◆ How to complete this task
Answer these from the text below on connective tissue lesions:
(a) Where do liposarcomas often arise?
(b) Why are reactive hyperplastic lesions painless?
(c) Which age group does peripheral fibroma favor?

◆ Text block

Connective tissue lesions comprise a large and diverse number of entities ranging from reactive conditions to neoplasms. Reactive conditions are derived from mesenchymal cells and are represented by fibrous hyperplasias or exuberant proliferations of granulation tissue. Tumors of connective tissue elements are heterogeneous and form a complex collection of diseases. Prediction of biological behavior from histology alone is problematic and is reflected in the difficulties in grading individual tumors. Traditionally, tumors of connective tissues have been classified on a model of presumed histogenetic lineage. Hence neoplasms are subdivided into tumors of fibrous, fibrohistiocytic, myofibroblastic, vascular, neural, muscular, adipose, and other types of tissue. Increasingly, it is becoming evident that many tumors do not arise from their mature, differentiated counterparts, because soft tissue tumors can arise in sites that are devoid of their mature tissue counterpart. For example, liposarcomas often arise at sites where no adipose tissue is present, and rhabdomyosarcomas often arise at sites that contain no striated muscle. It is likely that soft tissue tumors arise from primitive progenitor cells that can develop along any differentiation pathway, which is dictated by the expression of specific differentiation genes. However, for the purposes of describing these entities, a histogenetic classification has been maintained here.
Reactive hyperplasias comprise a group of fibrous connective tissue lesions that commonly occur in oral mucosa secondary to injury. They represent a chronic process in which exuberant repair (granulation tissue and scar) follows injury. As a group, these conditions present as submucosal masses that may become secondarily ulcerated when traumatized during mastication. Their color ranges from lighter than the surrounding tissue (because of a relative increase in collagen) to red (because of an abundance of well-vascularized granulation tissue). Because nerve tissue does not proliferate with reactive hyperplastic tissue, these lesions are painless. The reason for the exuberant repair is unknown. Treatment generally consists of surgical excision and removal of the irritating factor(s).
Although these lesions are all pathogenically related, different names or subdivisions have been devised because of variations in the anatomic site, clinical appearance, or microscopic picture. Those lesions that present as prominent red masses are discussed in Chapter 4.
By definition, peripheral fibroma is a reactive hyperplastic mass that occurs on the gingiva and is believed to be derived from connective tissue of the submucosa or periodontal ligament (Figure 7-1). It may occur at any age, although it does have a predilection for young adults. Females develop these lesions more commonly than do males, and the gingiva anterior to the permanent molars is most often affected.

◆ Data provided
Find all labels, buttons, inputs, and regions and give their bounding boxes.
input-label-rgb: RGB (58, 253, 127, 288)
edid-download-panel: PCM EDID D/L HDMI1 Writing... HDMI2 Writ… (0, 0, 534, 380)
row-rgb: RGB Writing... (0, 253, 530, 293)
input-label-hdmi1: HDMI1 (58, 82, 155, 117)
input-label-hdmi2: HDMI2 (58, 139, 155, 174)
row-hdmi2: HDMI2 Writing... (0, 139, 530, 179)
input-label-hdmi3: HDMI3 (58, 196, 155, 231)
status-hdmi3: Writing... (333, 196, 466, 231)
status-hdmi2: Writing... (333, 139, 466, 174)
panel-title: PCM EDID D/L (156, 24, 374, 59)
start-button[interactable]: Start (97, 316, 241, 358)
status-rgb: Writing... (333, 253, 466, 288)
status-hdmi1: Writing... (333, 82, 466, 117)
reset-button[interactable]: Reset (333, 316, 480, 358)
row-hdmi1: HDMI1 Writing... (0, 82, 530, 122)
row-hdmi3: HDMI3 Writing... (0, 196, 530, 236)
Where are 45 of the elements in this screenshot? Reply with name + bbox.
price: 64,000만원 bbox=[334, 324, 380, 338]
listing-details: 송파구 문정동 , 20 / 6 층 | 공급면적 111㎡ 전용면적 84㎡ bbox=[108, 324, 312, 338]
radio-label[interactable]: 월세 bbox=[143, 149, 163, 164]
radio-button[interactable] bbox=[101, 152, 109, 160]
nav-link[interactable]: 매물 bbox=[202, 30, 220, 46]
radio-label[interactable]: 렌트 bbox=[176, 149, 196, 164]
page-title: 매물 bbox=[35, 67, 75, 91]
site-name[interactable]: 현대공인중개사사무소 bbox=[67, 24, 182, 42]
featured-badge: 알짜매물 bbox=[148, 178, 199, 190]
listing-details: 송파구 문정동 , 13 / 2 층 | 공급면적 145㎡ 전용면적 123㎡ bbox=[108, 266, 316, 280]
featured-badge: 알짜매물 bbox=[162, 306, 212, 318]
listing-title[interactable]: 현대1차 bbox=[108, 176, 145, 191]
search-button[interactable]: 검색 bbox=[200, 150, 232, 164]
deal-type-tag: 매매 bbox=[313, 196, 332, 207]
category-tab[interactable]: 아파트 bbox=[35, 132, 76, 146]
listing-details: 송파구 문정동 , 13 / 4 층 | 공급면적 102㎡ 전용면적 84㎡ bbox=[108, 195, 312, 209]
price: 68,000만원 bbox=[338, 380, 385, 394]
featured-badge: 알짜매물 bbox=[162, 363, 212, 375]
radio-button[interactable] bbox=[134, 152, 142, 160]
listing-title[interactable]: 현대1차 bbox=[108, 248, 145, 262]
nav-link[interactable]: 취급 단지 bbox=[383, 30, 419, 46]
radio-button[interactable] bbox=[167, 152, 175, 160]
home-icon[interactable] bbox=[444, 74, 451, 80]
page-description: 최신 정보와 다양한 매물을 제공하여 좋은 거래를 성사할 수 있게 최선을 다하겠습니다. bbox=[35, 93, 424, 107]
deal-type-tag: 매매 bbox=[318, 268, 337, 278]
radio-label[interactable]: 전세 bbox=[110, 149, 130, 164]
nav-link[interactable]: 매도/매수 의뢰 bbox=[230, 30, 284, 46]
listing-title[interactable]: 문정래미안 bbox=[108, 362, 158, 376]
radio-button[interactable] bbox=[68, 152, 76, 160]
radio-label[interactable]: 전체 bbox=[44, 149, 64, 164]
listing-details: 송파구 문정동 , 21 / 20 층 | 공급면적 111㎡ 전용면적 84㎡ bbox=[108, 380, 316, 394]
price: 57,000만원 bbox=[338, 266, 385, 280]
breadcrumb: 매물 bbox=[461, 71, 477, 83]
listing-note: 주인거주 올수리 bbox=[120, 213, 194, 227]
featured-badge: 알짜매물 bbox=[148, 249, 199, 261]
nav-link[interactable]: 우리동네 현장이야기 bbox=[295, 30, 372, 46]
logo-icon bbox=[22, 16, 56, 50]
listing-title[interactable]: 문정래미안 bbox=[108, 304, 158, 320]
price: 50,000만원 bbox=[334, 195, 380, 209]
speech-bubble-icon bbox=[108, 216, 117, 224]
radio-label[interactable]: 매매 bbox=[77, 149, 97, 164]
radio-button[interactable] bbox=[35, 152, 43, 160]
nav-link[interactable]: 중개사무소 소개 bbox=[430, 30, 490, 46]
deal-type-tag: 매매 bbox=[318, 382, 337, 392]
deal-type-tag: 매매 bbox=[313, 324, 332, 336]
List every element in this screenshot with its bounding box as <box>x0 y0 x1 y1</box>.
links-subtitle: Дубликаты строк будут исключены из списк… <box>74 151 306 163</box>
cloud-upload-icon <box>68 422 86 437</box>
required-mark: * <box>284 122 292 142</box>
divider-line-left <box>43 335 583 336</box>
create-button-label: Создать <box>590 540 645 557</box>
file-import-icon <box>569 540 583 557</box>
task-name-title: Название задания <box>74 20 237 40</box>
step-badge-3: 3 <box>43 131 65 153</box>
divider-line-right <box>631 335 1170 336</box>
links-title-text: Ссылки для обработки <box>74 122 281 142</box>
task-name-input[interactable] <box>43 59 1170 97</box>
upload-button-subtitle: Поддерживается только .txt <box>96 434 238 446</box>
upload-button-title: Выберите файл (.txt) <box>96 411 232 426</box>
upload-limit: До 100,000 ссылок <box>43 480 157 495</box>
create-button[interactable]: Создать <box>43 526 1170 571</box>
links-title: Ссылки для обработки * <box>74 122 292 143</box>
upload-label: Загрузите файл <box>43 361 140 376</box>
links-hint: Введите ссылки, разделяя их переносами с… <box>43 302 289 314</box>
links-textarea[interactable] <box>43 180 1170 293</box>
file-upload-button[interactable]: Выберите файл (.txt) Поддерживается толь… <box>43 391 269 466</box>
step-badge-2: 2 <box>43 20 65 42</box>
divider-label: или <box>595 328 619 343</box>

◆ Solution
(a) At sites where no adipose tissue is present.
(b) Nerve tissue does not proliferate with reactive hyperplastic tissue.
(c) Young adults.